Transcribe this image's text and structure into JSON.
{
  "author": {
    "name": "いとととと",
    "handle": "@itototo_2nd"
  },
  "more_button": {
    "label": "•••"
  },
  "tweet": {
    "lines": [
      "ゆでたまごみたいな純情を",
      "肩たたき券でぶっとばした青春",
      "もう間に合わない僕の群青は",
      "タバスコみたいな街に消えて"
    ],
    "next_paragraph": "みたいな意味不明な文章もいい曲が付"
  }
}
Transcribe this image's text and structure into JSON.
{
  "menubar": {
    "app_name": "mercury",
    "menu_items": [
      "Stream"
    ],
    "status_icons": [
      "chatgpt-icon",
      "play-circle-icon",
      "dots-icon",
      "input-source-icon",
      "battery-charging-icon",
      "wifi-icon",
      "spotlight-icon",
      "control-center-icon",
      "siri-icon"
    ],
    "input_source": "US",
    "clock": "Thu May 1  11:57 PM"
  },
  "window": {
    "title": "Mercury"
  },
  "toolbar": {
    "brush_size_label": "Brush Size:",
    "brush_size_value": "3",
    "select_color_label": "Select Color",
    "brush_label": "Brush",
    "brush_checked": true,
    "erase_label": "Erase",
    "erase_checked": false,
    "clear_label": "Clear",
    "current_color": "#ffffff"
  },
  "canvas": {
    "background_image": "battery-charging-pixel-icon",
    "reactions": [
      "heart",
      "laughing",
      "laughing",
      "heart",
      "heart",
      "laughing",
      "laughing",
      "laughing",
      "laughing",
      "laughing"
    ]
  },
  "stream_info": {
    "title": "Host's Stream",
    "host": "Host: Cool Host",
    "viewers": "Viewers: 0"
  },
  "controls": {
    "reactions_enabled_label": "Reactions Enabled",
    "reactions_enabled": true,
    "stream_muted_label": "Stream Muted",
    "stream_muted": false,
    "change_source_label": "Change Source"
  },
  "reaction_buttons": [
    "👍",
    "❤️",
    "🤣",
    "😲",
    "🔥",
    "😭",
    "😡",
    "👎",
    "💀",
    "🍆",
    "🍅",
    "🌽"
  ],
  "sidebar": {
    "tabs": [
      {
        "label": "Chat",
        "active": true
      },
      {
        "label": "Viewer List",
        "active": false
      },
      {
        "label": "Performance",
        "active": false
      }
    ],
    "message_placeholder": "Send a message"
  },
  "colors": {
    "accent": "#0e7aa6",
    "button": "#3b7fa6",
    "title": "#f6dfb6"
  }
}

----

_WHAT YOU HAVE TO DO_:
Scan the listing above. Gather each line that contains the word "Host".

_EXERCISE OUTPUT_:
    "title": "Host's Stream",
    "host": "Host: Cool Host",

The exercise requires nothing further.